> _Exercise aim_: Copy out every line of the records where the string "JSON" occurs.

....

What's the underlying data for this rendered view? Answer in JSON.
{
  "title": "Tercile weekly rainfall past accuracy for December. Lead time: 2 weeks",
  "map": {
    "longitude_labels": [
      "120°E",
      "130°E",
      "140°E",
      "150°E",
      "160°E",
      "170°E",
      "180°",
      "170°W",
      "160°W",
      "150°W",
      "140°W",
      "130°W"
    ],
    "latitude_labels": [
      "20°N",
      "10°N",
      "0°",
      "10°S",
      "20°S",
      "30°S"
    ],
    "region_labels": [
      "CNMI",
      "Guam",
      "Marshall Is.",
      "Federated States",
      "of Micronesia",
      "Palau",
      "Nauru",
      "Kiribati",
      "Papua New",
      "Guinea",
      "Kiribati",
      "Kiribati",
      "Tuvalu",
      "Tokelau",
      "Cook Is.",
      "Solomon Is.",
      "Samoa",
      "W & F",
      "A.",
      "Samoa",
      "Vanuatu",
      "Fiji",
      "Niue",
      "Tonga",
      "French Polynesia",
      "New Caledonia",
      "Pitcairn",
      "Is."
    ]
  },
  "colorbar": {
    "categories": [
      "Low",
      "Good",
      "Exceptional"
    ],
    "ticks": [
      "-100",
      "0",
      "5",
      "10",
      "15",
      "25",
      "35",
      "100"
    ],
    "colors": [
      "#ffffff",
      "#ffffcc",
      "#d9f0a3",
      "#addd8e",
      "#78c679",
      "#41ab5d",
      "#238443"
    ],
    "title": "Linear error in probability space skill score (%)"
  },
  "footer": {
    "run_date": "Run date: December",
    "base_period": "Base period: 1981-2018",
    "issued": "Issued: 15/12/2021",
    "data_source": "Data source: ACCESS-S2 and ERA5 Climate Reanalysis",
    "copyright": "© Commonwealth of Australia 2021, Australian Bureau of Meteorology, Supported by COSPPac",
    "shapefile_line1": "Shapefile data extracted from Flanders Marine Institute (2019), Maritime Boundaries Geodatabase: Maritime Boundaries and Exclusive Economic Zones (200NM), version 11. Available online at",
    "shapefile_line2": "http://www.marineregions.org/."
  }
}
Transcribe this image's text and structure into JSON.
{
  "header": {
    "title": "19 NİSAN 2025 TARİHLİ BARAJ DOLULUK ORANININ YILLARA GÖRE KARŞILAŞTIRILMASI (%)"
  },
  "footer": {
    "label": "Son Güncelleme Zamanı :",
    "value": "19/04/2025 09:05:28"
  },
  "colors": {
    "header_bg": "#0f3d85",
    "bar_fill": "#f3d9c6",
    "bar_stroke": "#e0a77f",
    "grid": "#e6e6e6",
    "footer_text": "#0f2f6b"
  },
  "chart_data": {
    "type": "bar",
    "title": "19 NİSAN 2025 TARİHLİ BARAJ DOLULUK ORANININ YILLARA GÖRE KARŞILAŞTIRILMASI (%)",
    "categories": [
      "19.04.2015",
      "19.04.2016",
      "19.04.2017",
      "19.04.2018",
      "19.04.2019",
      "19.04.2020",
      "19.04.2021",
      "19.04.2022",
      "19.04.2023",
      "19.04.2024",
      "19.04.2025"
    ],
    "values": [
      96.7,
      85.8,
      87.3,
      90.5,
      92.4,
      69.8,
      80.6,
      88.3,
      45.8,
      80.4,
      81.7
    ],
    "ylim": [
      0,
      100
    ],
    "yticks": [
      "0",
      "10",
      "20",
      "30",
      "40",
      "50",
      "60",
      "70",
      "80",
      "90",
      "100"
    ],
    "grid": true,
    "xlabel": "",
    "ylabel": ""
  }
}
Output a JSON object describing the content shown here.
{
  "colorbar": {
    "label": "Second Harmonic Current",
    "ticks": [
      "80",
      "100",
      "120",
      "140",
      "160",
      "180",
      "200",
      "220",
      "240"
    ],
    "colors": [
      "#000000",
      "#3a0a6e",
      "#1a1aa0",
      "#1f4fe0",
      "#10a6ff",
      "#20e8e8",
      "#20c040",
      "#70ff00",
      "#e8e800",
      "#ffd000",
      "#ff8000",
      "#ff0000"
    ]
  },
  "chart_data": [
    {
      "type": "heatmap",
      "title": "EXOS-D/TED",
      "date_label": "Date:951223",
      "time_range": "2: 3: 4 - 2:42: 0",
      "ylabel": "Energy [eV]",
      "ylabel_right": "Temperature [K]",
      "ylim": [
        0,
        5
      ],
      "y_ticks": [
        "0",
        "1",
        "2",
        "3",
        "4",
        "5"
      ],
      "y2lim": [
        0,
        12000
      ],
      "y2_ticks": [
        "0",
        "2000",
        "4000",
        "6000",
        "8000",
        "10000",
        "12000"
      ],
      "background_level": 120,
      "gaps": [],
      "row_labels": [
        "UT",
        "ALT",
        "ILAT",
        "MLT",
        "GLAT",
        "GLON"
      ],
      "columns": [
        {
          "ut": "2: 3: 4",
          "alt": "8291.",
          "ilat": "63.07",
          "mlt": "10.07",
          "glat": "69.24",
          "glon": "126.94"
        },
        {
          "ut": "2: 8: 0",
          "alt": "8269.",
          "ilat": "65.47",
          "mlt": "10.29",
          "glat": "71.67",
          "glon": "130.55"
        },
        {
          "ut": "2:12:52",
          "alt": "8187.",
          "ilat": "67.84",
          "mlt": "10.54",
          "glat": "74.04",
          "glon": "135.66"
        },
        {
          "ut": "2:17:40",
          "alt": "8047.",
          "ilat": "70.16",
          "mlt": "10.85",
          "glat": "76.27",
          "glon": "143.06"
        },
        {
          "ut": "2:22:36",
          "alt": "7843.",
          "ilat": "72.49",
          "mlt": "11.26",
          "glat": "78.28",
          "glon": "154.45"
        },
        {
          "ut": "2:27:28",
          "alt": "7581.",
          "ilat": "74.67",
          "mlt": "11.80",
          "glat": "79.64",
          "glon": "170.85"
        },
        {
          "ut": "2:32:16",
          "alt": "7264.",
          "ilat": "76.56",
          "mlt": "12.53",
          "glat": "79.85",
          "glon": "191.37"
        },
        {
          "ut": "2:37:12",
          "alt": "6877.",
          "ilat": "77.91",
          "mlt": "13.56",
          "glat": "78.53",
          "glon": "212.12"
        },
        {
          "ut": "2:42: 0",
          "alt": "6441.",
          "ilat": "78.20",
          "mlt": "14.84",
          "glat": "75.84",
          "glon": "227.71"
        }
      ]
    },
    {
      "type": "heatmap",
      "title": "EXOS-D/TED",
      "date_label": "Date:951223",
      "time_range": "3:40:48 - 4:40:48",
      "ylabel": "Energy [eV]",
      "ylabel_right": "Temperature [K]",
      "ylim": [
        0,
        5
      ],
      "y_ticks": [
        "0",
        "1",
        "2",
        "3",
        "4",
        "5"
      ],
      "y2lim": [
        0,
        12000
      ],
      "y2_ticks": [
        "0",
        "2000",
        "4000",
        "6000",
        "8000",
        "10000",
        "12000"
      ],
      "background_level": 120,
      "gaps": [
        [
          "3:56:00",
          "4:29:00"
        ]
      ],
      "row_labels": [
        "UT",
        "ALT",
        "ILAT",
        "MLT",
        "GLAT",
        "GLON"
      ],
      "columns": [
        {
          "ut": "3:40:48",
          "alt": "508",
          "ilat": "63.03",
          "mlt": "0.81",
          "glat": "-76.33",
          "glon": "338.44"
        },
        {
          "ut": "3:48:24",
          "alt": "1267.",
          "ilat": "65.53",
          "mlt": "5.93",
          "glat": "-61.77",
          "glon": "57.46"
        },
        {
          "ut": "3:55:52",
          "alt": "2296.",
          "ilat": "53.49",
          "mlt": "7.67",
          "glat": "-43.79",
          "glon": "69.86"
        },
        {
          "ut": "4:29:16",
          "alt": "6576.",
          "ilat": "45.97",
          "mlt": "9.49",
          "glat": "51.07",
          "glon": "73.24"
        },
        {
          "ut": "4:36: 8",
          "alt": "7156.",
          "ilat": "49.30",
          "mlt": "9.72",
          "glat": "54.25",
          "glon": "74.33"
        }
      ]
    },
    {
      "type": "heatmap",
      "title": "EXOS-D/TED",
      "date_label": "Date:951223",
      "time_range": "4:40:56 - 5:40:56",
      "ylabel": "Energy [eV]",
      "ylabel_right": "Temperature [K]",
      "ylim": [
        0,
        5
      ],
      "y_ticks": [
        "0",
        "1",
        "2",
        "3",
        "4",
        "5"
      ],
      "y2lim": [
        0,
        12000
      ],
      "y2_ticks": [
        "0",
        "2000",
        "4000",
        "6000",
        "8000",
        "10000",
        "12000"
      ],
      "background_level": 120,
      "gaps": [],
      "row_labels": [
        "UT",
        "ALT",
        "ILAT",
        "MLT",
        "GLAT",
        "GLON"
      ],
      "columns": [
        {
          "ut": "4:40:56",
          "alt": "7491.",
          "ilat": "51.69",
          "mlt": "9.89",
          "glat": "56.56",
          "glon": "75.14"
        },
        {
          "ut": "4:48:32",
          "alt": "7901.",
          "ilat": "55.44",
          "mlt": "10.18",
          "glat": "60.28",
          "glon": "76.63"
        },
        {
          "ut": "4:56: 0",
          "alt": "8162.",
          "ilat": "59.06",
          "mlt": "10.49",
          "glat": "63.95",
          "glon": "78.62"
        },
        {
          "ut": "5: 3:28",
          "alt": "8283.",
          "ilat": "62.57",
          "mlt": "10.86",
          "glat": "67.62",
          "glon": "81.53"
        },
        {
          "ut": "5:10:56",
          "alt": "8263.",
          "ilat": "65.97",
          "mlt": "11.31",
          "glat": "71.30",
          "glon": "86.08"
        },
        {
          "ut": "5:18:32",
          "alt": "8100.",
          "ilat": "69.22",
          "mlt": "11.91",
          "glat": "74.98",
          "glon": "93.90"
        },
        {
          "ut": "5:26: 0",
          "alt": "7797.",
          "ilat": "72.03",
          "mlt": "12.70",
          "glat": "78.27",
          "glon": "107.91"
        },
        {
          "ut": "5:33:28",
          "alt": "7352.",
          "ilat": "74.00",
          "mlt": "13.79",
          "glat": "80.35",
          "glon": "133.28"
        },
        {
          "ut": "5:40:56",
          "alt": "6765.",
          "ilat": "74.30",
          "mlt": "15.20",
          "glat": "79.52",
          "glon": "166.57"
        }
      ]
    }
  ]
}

....

> _Finished exercise_:
What's the underlying data for this rendered view? Answer in JSON.
Transcribe this image's text and structure into JSON.
Output a JSON object describing the content shown here.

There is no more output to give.